[Extracts from a graphics dataset]

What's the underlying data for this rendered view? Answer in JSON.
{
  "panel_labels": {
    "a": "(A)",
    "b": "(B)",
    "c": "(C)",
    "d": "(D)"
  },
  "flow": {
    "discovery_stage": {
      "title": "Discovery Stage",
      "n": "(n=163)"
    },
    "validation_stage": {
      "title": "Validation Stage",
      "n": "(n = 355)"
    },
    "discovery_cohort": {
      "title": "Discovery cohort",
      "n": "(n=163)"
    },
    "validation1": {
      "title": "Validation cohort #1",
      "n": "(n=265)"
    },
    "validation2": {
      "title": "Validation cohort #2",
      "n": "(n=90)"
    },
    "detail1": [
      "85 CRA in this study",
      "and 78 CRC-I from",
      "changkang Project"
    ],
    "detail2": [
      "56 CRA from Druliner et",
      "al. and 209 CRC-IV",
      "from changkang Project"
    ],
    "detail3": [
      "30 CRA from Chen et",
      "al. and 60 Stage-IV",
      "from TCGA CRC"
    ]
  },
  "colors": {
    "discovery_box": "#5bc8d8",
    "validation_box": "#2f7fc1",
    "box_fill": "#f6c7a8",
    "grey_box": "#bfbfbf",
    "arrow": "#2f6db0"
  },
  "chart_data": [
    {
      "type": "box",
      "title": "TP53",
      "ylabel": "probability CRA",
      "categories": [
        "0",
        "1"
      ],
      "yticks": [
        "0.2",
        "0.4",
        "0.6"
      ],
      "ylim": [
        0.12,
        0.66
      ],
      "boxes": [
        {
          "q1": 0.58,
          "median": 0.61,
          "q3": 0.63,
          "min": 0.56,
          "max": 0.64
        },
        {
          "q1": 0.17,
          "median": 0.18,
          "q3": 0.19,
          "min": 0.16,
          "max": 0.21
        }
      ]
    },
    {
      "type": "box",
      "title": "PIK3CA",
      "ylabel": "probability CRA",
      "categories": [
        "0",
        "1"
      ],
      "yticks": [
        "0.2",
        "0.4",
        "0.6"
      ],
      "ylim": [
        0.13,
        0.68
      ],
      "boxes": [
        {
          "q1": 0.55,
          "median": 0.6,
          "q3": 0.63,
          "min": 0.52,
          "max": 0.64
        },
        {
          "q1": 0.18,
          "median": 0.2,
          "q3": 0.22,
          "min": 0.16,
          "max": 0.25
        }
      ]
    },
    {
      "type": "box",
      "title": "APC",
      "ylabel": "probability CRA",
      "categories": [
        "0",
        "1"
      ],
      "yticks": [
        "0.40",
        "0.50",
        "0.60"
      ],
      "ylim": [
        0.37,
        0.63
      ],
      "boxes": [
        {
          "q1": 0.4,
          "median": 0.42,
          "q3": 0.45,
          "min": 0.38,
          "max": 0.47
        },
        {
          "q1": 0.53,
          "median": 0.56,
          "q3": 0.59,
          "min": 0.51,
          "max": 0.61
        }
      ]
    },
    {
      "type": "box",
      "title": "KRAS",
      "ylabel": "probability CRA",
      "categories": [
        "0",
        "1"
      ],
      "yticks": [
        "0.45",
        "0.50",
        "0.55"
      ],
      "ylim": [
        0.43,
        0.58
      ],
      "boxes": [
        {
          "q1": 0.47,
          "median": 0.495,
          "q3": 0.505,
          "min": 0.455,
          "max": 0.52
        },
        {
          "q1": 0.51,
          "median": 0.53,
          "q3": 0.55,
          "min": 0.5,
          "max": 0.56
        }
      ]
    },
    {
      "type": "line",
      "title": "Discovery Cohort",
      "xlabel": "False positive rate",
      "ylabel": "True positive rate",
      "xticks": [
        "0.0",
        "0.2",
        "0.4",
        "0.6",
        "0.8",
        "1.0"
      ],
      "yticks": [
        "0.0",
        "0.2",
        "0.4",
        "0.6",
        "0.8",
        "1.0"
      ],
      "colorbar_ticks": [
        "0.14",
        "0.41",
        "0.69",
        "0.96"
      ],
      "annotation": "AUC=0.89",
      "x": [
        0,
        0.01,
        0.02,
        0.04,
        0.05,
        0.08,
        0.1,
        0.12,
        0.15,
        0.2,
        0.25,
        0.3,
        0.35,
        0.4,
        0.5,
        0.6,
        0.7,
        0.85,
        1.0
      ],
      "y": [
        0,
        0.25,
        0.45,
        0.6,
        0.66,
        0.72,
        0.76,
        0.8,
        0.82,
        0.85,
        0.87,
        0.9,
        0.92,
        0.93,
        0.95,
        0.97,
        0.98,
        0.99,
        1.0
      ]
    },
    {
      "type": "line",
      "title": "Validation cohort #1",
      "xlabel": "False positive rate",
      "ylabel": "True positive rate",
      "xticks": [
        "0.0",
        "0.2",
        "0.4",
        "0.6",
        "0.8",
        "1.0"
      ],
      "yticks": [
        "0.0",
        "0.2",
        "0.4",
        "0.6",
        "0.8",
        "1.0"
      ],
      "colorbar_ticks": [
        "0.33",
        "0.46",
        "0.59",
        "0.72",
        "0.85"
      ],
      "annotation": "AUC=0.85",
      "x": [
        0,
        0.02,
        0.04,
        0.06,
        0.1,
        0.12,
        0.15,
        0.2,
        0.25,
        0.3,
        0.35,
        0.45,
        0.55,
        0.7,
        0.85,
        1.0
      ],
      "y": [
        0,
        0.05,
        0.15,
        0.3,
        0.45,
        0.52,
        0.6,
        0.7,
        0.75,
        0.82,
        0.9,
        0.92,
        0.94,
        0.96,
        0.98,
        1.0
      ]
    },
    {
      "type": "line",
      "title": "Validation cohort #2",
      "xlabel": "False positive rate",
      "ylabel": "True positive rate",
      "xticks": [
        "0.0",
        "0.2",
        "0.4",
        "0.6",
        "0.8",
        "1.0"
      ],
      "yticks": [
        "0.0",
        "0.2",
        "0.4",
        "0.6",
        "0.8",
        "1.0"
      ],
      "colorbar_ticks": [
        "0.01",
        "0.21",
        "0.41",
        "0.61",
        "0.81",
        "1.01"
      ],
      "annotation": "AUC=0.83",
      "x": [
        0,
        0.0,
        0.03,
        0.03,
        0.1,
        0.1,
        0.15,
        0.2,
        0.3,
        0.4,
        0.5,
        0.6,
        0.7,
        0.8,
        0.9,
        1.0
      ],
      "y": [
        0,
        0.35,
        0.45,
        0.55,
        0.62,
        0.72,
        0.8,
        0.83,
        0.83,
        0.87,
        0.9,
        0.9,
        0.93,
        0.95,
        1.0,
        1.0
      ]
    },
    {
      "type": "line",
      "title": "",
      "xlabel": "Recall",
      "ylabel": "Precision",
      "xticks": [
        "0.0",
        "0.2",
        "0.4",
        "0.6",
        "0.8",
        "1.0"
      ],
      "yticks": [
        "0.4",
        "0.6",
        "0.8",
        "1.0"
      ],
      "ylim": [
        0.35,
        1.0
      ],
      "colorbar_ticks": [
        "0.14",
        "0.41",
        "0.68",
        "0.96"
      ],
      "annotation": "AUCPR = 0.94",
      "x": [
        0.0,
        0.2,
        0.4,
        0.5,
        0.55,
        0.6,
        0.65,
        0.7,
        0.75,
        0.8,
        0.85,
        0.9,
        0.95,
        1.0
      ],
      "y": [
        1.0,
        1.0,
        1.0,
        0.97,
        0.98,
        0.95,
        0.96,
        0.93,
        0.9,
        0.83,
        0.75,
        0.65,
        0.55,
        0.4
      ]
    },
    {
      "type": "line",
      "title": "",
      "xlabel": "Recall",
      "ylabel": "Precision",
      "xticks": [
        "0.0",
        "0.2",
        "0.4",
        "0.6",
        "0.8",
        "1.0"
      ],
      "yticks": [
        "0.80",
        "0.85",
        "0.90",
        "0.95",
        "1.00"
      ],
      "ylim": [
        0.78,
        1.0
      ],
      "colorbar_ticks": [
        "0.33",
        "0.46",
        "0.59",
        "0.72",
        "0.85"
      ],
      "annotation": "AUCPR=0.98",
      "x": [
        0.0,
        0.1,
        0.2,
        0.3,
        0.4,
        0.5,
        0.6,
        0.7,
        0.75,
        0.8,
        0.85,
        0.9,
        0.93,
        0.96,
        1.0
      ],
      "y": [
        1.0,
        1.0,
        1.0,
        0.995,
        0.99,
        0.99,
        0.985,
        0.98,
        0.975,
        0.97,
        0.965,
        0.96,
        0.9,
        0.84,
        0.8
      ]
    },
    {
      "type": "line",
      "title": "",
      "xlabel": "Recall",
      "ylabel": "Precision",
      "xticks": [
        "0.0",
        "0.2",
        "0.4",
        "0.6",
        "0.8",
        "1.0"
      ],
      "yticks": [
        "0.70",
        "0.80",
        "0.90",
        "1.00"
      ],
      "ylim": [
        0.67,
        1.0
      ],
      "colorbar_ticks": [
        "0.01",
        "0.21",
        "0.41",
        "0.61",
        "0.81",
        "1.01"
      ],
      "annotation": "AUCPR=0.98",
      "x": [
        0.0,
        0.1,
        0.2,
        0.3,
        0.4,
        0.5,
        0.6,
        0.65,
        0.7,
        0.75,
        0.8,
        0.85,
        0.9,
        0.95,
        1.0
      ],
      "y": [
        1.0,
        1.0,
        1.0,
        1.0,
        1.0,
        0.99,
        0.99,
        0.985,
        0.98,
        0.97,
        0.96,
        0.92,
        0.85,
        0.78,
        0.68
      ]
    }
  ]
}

> _YOUR GOAL_
Scan the listing above. Gather each line that contains the word "annotation".

> _WRITTEN ANSWER_
      "annotation": "AUC=0.89",
      "annotation": "AUC=0.85",
      "annotation": "AUC=0.83",
      "annotation": "AUCPR = 0.94",
      "annotation": "AUCPR=0.98",
      "annotation": "AUCPR=0.98",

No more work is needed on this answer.